Quote all lines below exactly. Images stay out.

LISTING –
====
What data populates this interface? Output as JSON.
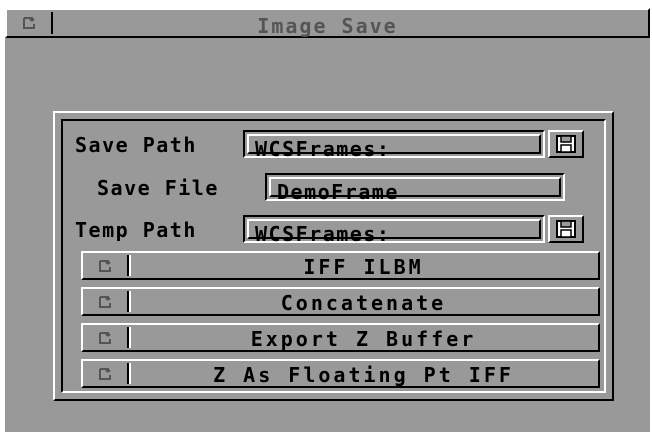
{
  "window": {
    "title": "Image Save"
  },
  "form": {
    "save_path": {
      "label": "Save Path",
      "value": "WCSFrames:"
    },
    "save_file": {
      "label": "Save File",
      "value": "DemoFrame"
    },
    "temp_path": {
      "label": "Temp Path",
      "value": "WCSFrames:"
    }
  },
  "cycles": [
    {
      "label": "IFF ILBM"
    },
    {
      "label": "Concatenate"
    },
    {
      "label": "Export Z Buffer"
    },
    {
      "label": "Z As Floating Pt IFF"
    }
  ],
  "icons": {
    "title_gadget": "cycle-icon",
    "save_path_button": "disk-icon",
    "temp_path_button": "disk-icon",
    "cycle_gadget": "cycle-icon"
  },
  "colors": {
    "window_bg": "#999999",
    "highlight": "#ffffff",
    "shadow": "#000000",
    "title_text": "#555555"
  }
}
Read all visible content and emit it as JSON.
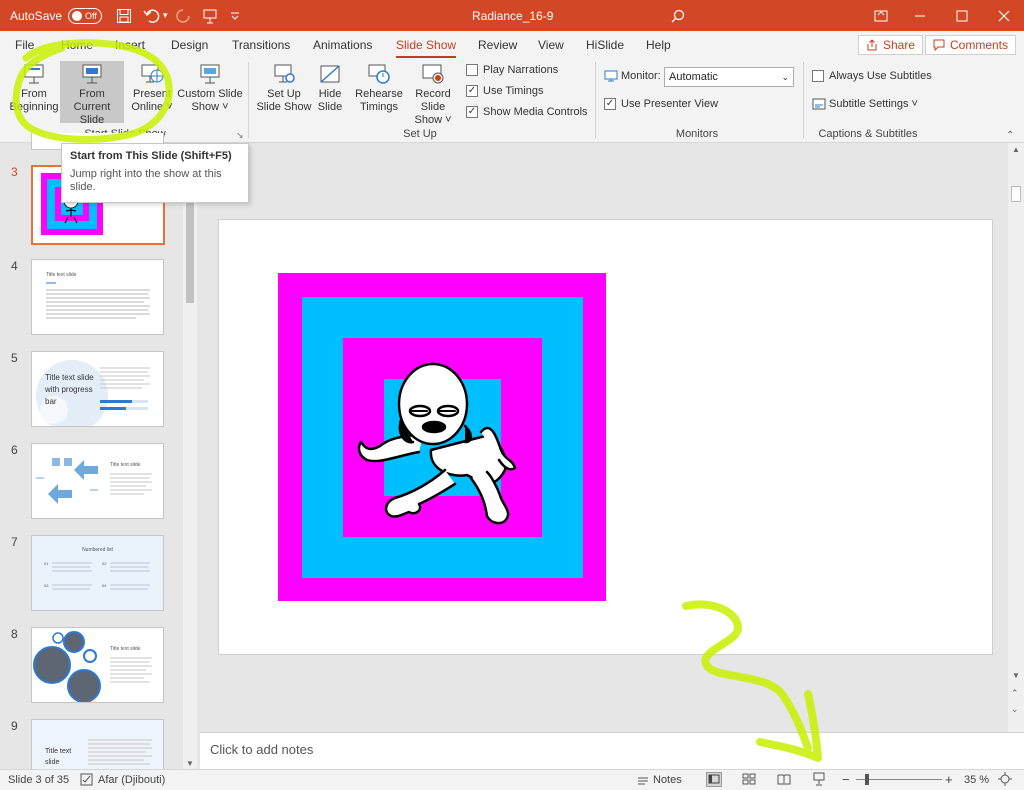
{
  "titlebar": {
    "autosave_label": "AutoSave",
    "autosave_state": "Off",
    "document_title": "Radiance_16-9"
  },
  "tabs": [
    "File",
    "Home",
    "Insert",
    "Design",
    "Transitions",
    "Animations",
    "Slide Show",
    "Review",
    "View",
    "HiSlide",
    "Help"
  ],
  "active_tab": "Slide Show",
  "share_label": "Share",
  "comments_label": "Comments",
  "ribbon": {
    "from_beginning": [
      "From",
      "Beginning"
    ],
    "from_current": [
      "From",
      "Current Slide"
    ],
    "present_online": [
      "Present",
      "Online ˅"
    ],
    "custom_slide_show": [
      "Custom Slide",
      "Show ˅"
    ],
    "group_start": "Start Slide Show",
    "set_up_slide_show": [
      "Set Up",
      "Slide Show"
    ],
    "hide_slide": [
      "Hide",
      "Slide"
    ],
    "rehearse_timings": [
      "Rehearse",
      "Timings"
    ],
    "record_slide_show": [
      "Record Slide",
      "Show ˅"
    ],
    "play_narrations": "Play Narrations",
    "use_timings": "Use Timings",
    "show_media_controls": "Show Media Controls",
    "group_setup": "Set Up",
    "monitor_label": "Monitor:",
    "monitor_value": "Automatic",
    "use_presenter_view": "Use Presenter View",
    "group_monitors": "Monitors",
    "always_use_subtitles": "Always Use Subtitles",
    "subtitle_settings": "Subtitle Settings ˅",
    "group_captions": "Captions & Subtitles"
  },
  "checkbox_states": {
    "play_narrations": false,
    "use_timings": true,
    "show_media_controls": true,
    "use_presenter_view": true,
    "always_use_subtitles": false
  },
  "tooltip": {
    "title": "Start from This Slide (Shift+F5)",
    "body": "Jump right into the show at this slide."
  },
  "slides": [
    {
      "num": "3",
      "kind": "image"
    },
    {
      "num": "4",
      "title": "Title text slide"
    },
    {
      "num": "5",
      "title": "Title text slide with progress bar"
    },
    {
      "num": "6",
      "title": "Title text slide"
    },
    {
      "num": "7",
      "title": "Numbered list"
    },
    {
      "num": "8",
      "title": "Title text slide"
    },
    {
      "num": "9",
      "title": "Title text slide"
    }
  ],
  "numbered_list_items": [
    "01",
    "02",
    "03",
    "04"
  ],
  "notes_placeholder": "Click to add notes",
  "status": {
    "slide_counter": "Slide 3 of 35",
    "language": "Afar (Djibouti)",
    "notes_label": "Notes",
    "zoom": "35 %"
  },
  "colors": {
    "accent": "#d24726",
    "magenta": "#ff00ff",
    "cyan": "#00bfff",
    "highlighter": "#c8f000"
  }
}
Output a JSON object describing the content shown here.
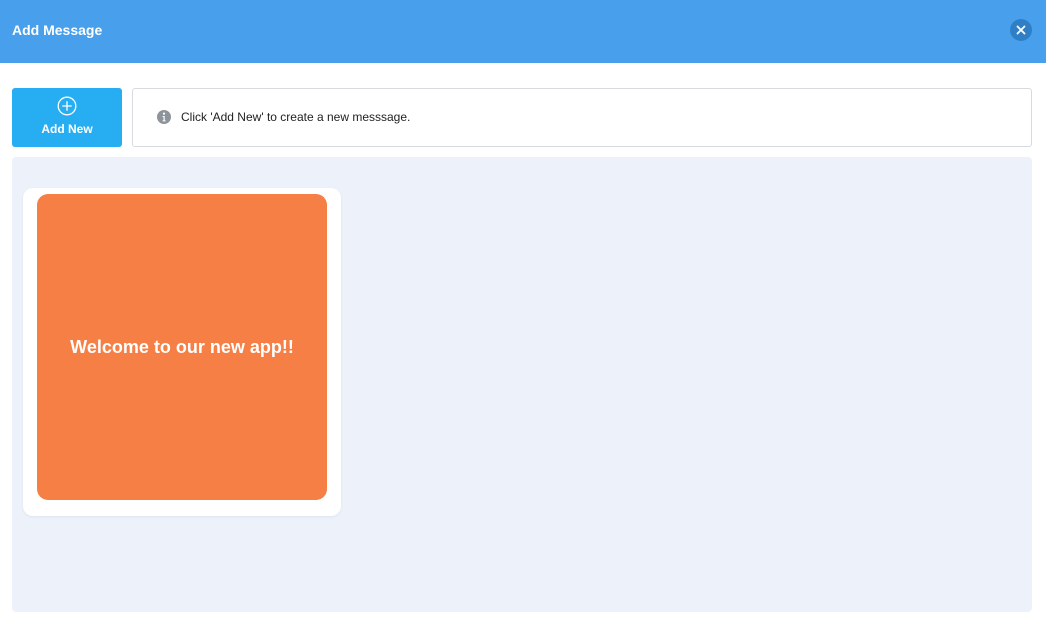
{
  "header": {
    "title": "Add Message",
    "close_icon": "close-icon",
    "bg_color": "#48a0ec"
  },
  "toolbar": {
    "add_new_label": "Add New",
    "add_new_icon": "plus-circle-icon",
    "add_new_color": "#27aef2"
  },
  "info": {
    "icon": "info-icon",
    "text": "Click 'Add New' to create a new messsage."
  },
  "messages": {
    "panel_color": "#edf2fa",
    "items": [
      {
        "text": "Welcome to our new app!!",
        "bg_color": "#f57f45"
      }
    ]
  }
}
====
WRITTEN SOLUTION –
What data populates this interface? Output as JSON.
{
  "window": {
    "title": "Image Save"
  },
  "form": {
    "save_path": {
      "label": "Save Path",
      "value": "WCSFrames:"
    },
    "save_file": {
      "label": "Save File",
      "value": "DemoFrame"
    },
    "temp_path": {
      "label": "Temp Path",
      "value": "WCSFrames:"
    }
  },
  "cycles": [
    {
      "label": "IFF ILBM"
    },
    {
      "label": "Concatenate"
    },
    {
      "label": "Export Z Buffer"
    },
    {
      "label": "Z As Floating Pt IFF"
    }
  ],
  "icons": {
    "title_gadget": "cycle-icon",
    "save_path_button": "disk-icon",
    "temp_path_button": "disk-icon",
    "cycle_gadget": "cycle-icon"
  },
  "colors": {
    "window_bg": "#999999",
    "highlight": "#ffffff",
    "shadow": "#000000",
    "title_text": "#555555"
  }
}
Read all visible content and emit it as JSON.
{
  "titlebar": {
    "autosave_label": "AutoSave",
    "autosave_state": "Off",
    "document_title": "Radiance_16-9"
  },
  "tabs": [
    "File",
    "Home",
    "Insert",
    "Design",
    "Transitions",
    "Animations",
    "Slide Show",
    "Review",
    "View",
    "HiSlide",
    "Help"
  ],
  "active_tab": "Slide Show",
  "share_label": "Share",
  "comments_label": "Comments",
  "ribbon": {
    "from_beginning": [
      "From",
      "Beginning"
    ],
    "from_current": [
      "From",
      "Current Slide"
    ],
    "present_online": [
      "Present",
      "Online ˅"
    ],
    "custom_slide_show": [
      "Custom Slide",
      "Show ˅"
    ],
    "group_start": "Start Slide Show",
    "set_up_slide_show": [
      "Set Up",
      "Slide Show"
    ],
    "hide_slide": [
      "Hide",
      "Slide"
    ],
    "rehearse_timings": [
      "Rehearse",
      "Timings"
    ],
    "record_slide_show": [
      "Record Slide",
      "Show ˅"
    ],
    "play_narrations": "Play Narrations",
    "use_timings": "Use Timings",
    "show_media_controls": "Show Media Controls",
    "group_setup": "Set Up",
    "monitor_label": "Monitor:",
    "monitor_value": "Automatic",
    "use_presenter_view": "Use Presenter View",
    "group_monitors": "Monitors",
    "always_use_subtitles": "Always Use Subtitles",
    "subtitle_settings": "Subtitle Settings ˅",
    "group_captions": "Captions & Subtitles"
  },
  "checkbox_states": {
    "play_narrations": false,
    "use_timings": true,
    "show_media_controls": true,
    "use_presenter_view": true,
    "always_use_subtitles": false
  },
  "tooltip": {
    "title": "Start from This Slide (Shift+F5)",
    "body": "Jump right into the show at this slide."
  },
  "slides": [
    {
      "num": "3",
      "kind": "image"
    },
    {
      "num": "4",
      "title": "Title text slide"
    },
    {
      "num": "5",
      "title": "Title text slide with progress bar"
    },
    {
      "num": "6",
      "title": "Title text slide"
    },
    {
      "num": "7",
      "title": "Numbered list"
    },
    {
      "num": "8",
      "title": "Title text slide"
    },
    {
      "num": "9",
      "title": "Title text slide"
    }
  ],
  "numbered_list_items": [
    "01",
    "02",
    "03",
    "04"
  ],
  "notes_placeholder": "Click to add notes",
  "status": {
    "slide_counter": "Slide 3 of 35",
    "language": "Afar (Djibouti)",
    "notes_label": "Notes",
    "zoom": "35 %"
  },
  "colors": {
    "accent": "#d24726",
    "magenta": "#ff00ff",
    "cyan": "#00bfff",
    "highlighter": "#c8f000"
  }
}
Output a JSON object describing the content shown here.
{
  "header": {
    "title": "Add Message",
    "close_icon": "close-icon",
    "bg_color": "#48a0ec"
  },
  "toolbar": {
    "add_new_label": "Add New",
    "add_new_icon": "plus-circle-icon",
    "add_new_color": "#27aef2"
  },
  "info": {
    "icon": "info-icon",
    "text": "Click 'Add New' to create a new messsage."
  },
  "messages": {
    "panel_color": "#edf2fa",
    "items": [
      {
        "text": "Welcome to our new app!!",
        "bg_color": "#f57f45"
      }
    ]
  }
}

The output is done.